=== DOCUMENT PASSAGE ===
You are viewing a plain text version of this content. The canonical link for it is here.
Posted to commits@ambari.apache.org by sw...@apache.org on 2014/02/28 07:02:36 UTC

[1/2] git commit: AMBARI-4878. On a retry all the install commands succeed but the status of one of the components in INSTALL_FAILED which causes the next START command to fail on UI. (swagle)

Repository: ambari
Updated Branches:
  refs/heads/trunk 450022aee -> 595b721b2


AMBARI-4878. On a retry all the install commands succeed but the status of one of the components in INSTALL_FAILED which causes the next START command to fail on UI. (swagle)
=== RECORDED DATA ===
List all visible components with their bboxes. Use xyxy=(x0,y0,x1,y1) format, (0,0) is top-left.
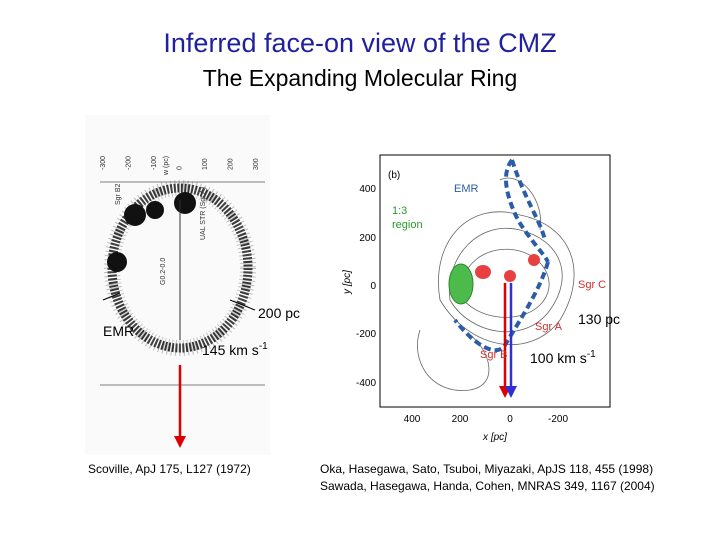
===
SET TASKS ->
A. In the Ambari commit notice, what status did one of the components remain in after all the install commands succeeded on a retry?
B. Continue the Ambari commit notice from the point where it stops.

RESPONSES ->
A. INSTALL_FAILED

B.
Project: http://git-wip-us.apache.org/repos/asf/ambari/repo
Commit: http://git-wip-us.apache.org/repos/asf/ambari/commit/044a29f9
Tree: http://git-wip-us.apache.org/repos/asf/ambari/tree/044a29f9
Diff: http://git-wip-us.apache.org/repos/asf/ambari/diff/044a29f9

Branch: refs/heads/trunk
Commit: 044a29f9b1dd70969355edfa09c17f814927ec49
Parents: 450022a
Author: Siddharth Wagle <sw...@hortonworks.com>
Authored: Thu Feb 27 21:31:31 2014 -0800
Committer: Siddharth Wagle <sw...@hortonworks.com>
Committed: Thu Feb 27 21:38:23 2014 -0800

----------------------------------------------------------------------
 .../server/actionmanager/ActionManager.java     |  15 +++
 .../ambari/server/agent/HeartBeatHandler.java   |   9 +-
 .../server/agent/TestHeartbeatHandler.java      | 105 ++++++++++++++++++-
 3 files changed, 126 insertions(+), 3 deletions(-)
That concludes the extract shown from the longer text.